Collection entries:
*** Block opens ***

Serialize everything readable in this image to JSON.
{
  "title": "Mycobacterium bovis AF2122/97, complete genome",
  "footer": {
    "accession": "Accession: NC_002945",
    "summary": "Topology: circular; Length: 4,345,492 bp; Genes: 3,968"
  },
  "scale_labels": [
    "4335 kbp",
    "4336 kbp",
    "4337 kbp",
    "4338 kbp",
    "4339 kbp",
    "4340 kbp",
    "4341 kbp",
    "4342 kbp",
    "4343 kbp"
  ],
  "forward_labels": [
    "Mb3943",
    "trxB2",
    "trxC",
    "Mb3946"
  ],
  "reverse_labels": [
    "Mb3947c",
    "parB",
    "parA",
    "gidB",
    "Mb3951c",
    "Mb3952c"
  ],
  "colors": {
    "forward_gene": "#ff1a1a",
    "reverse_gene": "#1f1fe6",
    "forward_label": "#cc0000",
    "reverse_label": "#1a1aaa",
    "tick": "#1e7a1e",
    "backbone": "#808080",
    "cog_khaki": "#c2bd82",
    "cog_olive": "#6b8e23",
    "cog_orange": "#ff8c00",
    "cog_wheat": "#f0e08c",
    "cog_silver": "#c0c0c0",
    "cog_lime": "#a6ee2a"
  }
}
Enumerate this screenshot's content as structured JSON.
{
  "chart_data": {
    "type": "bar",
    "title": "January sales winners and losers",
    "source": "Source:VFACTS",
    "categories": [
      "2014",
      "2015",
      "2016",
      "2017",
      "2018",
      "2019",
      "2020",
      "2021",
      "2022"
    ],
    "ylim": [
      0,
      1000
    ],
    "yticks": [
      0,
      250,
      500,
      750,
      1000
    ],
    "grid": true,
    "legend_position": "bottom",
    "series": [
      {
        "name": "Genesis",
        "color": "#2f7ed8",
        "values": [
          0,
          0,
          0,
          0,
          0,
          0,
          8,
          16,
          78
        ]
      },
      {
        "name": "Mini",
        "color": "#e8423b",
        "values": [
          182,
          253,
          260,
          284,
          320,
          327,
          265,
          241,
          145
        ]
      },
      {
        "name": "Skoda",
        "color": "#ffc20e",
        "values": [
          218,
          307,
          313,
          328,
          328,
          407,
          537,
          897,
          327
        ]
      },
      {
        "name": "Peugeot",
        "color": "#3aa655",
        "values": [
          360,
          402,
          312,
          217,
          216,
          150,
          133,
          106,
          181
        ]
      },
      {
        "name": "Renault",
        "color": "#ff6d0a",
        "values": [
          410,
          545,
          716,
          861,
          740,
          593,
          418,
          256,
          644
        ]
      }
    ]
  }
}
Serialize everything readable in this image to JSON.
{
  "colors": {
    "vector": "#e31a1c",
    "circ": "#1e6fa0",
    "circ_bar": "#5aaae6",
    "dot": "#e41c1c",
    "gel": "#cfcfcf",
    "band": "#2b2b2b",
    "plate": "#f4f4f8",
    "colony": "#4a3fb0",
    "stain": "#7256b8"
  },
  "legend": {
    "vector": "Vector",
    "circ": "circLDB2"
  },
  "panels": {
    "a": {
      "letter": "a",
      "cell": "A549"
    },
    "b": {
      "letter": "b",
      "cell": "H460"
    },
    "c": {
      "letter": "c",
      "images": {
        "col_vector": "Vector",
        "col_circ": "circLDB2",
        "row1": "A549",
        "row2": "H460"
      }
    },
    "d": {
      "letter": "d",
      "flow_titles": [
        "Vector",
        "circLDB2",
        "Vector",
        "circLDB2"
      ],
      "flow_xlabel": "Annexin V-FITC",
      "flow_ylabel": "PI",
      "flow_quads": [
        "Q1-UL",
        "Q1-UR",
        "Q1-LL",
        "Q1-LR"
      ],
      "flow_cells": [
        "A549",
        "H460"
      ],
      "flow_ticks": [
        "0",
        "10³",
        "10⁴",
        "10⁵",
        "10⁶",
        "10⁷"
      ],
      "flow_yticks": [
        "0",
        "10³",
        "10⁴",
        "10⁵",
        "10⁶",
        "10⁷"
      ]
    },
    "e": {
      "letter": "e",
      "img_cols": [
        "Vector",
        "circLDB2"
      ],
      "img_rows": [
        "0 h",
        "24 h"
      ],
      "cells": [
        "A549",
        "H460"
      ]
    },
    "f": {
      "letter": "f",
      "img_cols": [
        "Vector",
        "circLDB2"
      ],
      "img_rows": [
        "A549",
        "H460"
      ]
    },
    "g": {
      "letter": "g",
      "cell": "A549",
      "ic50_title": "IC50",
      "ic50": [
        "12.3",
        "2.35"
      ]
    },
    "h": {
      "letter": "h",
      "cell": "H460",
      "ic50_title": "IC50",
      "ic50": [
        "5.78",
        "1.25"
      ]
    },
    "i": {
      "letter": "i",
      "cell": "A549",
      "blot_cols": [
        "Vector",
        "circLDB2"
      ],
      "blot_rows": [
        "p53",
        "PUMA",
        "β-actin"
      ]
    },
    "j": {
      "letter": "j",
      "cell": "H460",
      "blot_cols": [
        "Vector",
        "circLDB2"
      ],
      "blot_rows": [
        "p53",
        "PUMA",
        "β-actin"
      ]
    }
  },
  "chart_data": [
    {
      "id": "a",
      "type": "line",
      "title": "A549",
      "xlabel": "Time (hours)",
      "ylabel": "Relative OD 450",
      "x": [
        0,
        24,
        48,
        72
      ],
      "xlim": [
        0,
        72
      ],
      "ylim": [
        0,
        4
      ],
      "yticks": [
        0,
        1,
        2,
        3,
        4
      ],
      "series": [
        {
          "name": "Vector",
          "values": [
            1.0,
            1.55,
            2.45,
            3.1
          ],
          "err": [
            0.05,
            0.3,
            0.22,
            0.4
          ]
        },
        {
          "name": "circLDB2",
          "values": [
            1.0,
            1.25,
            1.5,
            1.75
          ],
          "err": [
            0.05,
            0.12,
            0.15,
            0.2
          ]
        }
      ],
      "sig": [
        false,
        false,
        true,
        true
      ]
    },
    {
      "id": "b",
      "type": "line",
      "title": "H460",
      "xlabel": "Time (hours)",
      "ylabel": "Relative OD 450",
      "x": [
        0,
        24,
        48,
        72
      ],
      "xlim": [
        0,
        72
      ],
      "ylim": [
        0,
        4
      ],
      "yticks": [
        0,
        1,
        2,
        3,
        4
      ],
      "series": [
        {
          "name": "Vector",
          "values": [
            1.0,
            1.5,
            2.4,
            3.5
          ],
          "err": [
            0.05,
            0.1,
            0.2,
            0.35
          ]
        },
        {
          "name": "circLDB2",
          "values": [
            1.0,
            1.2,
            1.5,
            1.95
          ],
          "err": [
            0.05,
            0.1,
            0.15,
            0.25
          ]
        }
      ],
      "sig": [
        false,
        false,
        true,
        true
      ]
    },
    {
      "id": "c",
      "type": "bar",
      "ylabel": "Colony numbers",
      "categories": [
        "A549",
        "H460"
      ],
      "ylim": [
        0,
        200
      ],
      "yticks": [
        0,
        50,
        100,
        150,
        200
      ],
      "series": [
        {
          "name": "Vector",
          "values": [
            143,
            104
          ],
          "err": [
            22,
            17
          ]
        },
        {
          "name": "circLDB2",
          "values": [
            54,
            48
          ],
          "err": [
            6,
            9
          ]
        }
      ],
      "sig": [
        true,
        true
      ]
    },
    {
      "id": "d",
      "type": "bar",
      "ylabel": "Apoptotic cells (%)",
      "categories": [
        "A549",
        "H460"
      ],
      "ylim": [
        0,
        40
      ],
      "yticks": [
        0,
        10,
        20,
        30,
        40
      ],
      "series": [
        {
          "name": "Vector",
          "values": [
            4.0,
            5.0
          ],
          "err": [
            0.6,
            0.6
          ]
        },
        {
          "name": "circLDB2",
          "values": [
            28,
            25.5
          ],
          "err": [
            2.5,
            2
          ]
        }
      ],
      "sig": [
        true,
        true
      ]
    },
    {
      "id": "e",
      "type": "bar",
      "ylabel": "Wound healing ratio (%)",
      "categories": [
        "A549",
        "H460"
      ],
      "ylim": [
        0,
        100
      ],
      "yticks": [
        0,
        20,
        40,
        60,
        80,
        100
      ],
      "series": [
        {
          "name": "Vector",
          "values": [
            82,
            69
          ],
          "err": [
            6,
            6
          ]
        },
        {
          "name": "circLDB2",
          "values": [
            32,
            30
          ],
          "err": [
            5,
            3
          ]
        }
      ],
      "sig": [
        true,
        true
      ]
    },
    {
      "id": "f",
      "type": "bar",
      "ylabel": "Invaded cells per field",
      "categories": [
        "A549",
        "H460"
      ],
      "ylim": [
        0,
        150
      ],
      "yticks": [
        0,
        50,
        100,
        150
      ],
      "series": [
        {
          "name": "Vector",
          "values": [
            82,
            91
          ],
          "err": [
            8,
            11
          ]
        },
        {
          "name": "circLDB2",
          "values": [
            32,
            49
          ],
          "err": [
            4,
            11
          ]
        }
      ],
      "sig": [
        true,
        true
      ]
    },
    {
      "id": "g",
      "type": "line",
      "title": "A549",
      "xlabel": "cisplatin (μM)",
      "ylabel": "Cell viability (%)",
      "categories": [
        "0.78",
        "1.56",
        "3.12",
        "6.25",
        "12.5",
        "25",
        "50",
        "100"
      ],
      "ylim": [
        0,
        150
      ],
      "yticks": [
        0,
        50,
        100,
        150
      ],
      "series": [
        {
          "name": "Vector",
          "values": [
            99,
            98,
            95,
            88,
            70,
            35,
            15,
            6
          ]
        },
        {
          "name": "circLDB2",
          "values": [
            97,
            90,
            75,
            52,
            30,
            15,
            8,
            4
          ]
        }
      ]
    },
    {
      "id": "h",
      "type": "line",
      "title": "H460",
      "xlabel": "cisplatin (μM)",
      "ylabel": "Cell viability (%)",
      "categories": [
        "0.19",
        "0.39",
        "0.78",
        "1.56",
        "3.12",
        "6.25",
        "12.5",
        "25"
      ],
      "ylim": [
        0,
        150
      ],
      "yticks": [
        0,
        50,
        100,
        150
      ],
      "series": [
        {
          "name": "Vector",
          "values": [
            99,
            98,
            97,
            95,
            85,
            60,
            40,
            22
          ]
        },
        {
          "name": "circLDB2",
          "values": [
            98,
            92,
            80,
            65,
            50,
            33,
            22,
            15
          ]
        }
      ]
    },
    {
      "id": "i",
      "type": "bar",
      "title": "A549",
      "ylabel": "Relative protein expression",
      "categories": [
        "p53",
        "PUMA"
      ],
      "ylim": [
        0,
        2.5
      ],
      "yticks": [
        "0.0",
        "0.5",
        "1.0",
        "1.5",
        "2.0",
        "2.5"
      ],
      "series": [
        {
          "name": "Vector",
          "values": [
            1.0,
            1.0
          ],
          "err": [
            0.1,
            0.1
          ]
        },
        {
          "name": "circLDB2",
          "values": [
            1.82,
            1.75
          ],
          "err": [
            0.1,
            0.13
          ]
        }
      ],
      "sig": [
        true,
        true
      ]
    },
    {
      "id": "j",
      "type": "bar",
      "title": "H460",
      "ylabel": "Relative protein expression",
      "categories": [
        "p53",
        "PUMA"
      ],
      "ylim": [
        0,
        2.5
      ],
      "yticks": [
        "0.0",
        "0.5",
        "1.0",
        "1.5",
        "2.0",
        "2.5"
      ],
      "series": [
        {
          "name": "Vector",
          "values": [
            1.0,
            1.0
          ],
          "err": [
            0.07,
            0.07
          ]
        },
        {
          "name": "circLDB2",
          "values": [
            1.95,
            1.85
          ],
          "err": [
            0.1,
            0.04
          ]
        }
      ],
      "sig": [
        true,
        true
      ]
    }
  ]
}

*** Block closes ***

— Problem description —
The sole thing to report is how many lines in the data hold the string "letter".

— Worked solution —
10